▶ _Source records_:
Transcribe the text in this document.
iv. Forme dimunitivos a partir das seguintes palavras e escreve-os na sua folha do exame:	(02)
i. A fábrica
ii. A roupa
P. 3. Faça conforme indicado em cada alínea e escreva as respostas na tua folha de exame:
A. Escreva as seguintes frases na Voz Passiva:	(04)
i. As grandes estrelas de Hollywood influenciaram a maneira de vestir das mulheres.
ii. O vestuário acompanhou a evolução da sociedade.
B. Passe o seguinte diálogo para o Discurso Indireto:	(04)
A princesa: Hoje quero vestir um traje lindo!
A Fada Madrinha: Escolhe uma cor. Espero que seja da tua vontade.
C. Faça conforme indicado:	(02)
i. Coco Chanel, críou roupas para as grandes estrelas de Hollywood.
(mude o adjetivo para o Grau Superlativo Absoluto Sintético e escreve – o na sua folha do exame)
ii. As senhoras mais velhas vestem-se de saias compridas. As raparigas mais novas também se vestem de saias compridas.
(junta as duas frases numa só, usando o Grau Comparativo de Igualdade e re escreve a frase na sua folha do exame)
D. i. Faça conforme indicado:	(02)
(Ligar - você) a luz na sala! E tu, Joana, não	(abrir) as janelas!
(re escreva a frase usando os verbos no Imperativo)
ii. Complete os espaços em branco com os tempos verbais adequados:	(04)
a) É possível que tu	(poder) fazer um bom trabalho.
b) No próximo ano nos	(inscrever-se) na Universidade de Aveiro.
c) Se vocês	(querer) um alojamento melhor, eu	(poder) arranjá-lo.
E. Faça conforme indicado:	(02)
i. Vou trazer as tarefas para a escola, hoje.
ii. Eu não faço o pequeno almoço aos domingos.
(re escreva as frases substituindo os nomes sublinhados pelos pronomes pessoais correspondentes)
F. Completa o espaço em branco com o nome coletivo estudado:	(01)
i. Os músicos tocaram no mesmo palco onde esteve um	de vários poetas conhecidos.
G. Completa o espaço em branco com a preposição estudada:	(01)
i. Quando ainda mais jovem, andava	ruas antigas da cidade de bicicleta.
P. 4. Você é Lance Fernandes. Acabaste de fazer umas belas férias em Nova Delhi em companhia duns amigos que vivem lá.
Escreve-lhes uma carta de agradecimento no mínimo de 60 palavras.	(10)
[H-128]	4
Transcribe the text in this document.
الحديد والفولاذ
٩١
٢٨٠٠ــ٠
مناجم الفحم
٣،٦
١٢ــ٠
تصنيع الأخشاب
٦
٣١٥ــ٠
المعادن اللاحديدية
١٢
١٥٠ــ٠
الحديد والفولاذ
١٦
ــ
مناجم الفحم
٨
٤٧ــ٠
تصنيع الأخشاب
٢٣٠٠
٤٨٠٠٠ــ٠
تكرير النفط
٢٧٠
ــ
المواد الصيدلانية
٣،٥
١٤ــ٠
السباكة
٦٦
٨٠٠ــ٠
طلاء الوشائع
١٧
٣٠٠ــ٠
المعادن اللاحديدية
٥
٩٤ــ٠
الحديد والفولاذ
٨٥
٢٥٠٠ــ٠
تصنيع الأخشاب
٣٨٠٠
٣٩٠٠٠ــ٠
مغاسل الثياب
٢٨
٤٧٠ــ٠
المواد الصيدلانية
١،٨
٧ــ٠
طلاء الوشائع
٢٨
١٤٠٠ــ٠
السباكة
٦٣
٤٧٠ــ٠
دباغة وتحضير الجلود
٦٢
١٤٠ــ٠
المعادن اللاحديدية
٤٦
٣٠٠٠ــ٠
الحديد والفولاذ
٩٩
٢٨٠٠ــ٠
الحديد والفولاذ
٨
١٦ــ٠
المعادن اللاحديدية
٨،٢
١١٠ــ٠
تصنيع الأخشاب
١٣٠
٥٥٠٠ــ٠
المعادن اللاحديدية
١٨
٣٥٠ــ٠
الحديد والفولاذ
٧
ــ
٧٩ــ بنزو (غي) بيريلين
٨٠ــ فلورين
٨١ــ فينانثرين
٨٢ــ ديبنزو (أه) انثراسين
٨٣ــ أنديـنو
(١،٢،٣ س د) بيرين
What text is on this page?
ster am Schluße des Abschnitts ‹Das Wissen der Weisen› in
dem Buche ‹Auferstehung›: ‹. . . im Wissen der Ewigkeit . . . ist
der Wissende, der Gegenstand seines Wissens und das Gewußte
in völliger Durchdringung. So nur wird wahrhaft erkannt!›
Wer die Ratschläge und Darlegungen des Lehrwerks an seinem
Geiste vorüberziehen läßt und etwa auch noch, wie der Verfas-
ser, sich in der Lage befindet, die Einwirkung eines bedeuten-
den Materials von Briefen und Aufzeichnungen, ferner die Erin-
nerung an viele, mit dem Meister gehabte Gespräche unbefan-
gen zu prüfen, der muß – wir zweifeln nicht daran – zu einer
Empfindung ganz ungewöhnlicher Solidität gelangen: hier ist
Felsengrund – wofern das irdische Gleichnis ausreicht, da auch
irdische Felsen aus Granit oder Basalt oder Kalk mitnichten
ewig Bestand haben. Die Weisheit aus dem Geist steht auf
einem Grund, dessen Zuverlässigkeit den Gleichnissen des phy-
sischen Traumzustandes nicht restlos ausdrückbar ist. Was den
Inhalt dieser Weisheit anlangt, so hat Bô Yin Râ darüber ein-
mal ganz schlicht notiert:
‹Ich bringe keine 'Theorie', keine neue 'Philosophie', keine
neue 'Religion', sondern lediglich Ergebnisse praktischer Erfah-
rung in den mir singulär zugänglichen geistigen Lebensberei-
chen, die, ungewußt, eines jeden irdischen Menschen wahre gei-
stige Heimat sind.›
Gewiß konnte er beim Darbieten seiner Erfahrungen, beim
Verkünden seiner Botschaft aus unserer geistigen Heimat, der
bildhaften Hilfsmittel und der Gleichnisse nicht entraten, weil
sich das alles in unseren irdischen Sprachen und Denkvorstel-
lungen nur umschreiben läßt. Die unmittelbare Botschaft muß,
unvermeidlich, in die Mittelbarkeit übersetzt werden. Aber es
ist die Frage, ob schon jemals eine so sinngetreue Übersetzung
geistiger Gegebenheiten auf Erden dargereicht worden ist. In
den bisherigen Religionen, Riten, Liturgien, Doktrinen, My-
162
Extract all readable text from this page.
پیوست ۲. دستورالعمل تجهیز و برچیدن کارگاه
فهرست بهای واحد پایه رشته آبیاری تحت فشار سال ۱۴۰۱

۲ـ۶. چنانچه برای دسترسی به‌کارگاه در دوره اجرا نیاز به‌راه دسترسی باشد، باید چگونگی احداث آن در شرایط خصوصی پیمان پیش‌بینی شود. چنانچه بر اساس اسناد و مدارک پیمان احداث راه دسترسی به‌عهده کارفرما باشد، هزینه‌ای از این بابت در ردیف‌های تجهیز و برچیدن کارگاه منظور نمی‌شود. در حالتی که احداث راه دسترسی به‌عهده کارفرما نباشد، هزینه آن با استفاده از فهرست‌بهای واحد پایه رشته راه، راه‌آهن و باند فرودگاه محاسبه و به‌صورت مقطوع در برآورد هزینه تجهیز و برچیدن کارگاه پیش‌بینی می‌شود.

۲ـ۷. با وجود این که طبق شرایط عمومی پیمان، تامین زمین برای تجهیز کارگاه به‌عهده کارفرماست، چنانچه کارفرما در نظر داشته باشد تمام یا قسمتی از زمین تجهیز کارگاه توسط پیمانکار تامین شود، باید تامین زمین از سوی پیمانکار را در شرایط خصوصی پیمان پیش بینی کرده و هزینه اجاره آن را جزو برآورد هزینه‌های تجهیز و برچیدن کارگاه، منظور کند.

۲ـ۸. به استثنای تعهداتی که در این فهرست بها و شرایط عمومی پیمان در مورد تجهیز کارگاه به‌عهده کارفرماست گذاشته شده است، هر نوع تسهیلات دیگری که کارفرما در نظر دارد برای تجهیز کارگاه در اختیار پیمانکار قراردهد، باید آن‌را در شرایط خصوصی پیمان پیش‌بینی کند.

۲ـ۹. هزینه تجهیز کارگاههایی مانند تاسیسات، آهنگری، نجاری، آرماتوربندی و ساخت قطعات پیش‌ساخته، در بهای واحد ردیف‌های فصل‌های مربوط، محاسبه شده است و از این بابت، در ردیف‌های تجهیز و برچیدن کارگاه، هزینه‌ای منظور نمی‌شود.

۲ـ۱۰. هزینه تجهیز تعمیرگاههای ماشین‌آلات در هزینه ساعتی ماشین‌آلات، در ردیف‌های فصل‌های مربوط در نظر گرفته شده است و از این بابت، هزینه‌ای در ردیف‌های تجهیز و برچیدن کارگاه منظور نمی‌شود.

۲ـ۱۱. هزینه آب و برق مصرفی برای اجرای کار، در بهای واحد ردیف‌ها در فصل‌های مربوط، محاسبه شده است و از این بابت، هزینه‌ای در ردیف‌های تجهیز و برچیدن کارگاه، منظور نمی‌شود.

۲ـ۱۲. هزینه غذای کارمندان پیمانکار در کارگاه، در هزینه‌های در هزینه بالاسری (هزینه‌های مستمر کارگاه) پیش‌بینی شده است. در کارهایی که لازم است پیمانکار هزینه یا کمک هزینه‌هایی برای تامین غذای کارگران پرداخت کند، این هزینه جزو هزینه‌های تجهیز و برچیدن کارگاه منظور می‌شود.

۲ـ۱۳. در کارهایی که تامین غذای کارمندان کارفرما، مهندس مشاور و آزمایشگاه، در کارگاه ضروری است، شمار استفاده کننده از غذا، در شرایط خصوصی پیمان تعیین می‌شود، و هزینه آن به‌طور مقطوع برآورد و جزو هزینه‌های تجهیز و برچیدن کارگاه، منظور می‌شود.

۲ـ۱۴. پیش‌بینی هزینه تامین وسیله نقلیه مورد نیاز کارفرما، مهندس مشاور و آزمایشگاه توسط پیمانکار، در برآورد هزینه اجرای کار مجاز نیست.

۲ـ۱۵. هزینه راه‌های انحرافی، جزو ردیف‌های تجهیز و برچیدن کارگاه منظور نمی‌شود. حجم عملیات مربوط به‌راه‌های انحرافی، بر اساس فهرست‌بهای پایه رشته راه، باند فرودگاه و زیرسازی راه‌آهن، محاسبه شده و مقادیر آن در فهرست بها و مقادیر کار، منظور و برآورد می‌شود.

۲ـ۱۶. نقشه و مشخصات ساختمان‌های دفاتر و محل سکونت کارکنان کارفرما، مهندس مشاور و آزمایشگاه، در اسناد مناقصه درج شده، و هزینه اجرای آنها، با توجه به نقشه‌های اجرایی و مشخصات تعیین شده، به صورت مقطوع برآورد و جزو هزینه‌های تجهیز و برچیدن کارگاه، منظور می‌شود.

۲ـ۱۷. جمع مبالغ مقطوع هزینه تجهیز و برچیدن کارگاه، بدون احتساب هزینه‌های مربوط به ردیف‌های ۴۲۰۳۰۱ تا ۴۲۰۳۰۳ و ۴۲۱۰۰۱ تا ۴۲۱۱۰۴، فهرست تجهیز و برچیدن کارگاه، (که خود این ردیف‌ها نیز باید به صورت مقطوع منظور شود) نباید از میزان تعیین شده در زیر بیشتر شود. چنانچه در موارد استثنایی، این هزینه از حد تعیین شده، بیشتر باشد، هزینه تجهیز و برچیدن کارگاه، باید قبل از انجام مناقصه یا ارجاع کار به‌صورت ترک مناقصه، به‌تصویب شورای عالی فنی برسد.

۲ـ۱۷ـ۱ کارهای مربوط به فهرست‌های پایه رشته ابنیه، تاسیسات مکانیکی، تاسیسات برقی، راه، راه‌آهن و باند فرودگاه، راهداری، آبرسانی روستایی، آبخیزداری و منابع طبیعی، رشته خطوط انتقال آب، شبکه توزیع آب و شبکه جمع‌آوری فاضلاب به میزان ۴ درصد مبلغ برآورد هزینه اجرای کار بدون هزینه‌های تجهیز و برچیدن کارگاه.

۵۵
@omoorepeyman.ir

▶ _Exercise objective_:
State the number of lines in these entries that include the string "seiner". Provide nothing beyond that number.

▶ _Exercise result_:
2